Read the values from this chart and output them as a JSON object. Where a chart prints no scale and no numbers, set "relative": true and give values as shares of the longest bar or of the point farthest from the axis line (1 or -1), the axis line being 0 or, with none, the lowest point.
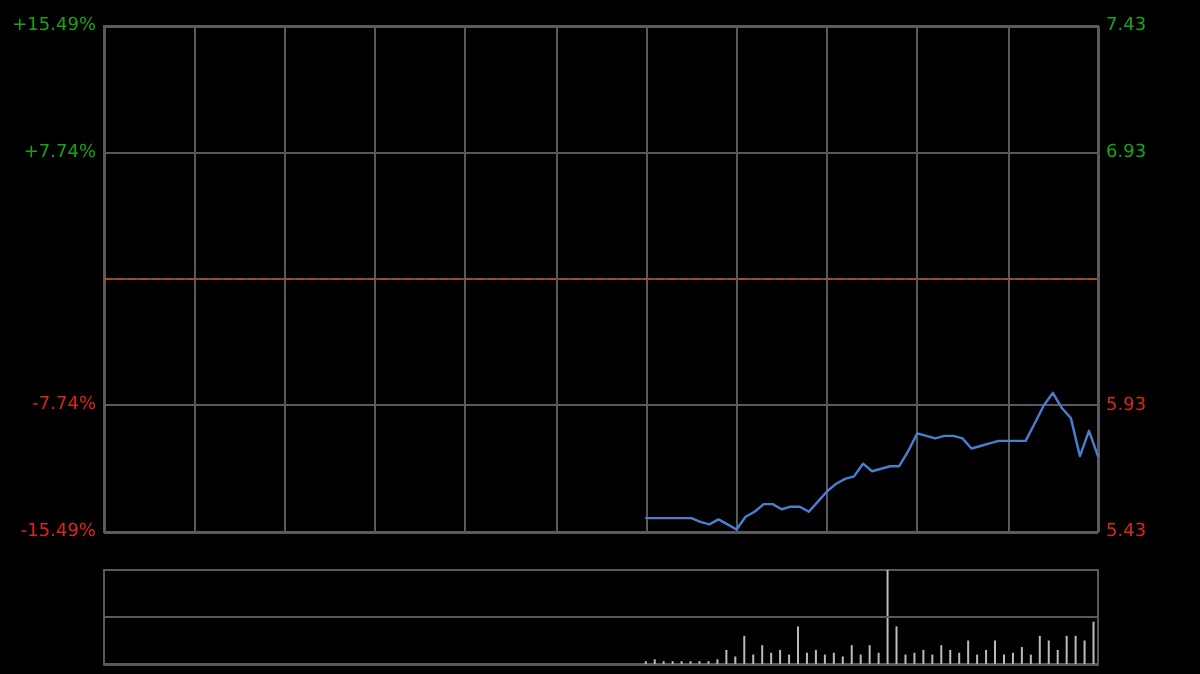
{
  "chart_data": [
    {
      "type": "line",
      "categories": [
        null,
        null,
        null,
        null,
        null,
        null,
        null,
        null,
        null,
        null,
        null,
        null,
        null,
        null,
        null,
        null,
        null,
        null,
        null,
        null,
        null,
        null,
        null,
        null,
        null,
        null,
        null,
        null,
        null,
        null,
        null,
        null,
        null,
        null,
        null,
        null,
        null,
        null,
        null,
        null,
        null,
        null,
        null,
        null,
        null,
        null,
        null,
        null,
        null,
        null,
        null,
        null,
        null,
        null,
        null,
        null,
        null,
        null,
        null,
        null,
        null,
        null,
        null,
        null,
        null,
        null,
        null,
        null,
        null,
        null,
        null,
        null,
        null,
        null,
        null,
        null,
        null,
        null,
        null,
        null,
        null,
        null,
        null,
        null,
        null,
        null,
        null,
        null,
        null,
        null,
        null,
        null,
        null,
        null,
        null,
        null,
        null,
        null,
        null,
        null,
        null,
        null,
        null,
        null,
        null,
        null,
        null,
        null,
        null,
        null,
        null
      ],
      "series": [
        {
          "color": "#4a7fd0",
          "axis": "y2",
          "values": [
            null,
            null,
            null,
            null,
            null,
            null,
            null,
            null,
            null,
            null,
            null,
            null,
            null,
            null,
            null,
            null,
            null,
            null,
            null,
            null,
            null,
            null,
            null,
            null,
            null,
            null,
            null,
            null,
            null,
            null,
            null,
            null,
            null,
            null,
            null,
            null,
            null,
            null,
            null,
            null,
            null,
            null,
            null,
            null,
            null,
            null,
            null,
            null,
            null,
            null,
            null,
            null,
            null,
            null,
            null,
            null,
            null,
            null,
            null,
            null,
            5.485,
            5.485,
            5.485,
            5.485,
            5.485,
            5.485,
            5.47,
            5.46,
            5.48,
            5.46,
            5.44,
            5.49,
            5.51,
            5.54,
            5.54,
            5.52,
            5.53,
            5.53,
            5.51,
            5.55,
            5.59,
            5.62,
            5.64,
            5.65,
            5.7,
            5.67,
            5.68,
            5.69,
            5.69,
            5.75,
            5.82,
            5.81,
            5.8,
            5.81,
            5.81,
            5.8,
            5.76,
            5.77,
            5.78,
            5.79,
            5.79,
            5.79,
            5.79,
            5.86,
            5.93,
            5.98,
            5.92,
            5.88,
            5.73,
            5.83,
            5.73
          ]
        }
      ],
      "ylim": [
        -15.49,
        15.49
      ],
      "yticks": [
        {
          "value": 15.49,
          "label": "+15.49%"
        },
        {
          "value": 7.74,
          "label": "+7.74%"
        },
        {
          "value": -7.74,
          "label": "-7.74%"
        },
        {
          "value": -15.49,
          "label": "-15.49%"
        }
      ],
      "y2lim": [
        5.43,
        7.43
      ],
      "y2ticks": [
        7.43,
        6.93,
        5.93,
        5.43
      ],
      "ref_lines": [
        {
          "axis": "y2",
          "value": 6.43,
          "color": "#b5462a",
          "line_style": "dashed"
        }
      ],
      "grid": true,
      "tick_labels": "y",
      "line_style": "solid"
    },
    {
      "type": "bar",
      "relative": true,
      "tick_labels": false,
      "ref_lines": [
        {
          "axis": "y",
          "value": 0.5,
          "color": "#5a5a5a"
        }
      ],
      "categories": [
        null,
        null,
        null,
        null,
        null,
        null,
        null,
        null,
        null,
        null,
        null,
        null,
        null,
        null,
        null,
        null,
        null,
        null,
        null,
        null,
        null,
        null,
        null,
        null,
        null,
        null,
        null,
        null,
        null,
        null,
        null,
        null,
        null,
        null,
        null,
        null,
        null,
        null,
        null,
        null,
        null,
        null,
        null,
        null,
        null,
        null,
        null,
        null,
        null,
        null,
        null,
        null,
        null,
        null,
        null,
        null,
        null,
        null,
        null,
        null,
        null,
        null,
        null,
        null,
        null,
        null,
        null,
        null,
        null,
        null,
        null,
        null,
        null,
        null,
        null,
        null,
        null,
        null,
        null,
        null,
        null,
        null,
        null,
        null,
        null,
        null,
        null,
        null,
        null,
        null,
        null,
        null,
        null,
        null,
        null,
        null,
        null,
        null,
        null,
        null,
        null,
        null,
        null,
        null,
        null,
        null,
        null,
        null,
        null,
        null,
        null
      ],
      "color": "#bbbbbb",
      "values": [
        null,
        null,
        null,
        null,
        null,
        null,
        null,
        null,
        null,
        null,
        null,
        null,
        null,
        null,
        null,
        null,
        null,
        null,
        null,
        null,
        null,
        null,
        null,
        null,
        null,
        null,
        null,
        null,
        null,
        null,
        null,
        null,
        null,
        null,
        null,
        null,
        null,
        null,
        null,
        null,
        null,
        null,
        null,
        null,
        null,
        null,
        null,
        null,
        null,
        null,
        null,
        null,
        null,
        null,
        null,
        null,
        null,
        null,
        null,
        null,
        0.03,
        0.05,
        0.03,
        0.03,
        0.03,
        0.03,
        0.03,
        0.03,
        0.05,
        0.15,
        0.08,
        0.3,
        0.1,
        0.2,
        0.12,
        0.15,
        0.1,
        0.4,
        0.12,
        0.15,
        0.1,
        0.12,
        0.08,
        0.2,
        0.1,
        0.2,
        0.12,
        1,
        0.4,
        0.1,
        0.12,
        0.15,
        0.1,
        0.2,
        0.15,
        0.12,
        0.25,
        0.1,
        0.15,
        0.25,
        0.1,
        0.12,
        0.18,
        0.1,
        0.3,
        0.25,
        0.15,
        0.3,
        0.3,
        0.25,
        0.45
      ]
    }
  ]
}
· · · · · · ·
What this task involves:
Using the records above, gather all lines where the string "relative" is present.

Solution to the exercise:
Read the values from this chart and output them as a JSON object. Where a chart prints no scale and no numbers, set "relative": true and give values as shares of the longest bar or of the point farthest from the axis line (1 or -1), the axis line being 0 or, with none, the lowest point.
      "relative": true,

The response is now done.